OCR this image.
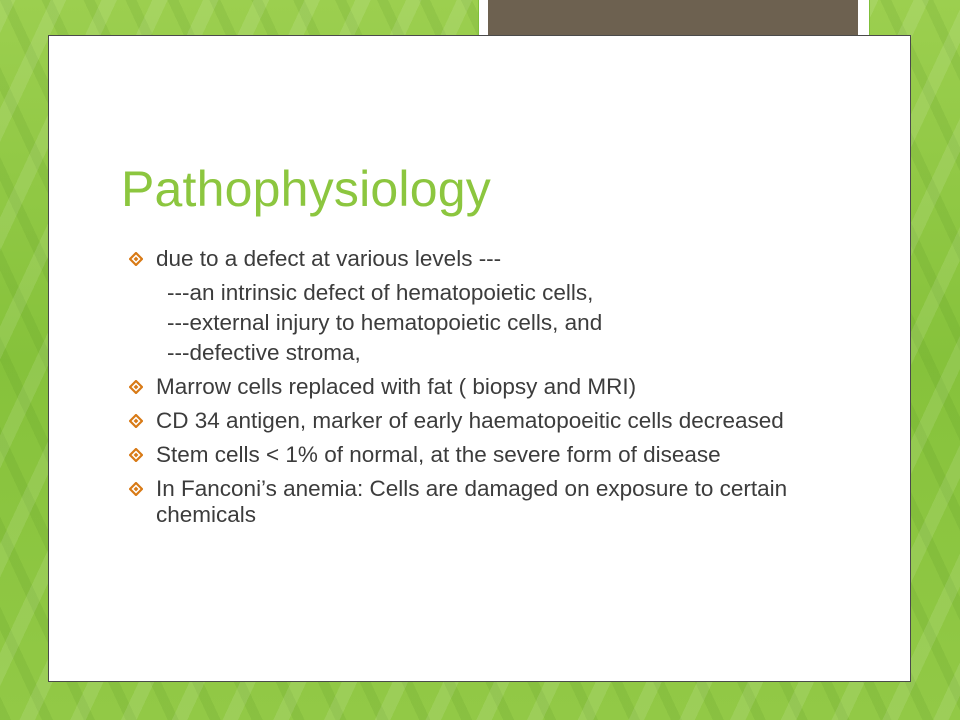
Pathophysiology
due to a defect at various levels ---
---an intrinsic defect of hematopoietic cells,
---external injury to hematopoietic cells, and
---defective stroma,
Marrow cells replaced with fat ( biopsy and MRI)
CD 34 antigen, marker of early haematopoeitic cells decreased
Stem cells < 1% of normal, at the severe form of disease
In Fanconi’s anemia: Cells are damaged on exposure to certain chemicals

────────

▸ **EXERCISE BRIEF**
The records above should be output exactly, but without any of their pictures.

▸ **RESPONSE**
OCR this image.
Pathophysiology
due to a defect at various levels ---
---an intrinsic defect of hematopoietic cells,
---external injury to hematopoietic cells, and
---defective stroma,
Marrow cells replaced with fat ( biopsy and MRI)
CD 34 antigen, marker of early haematopoeitic cells decreased
Stem cells < 1% of normal, at the severe form of disease
In Fanconi’s anemia: Cells are damaged on exposure to certain chemicals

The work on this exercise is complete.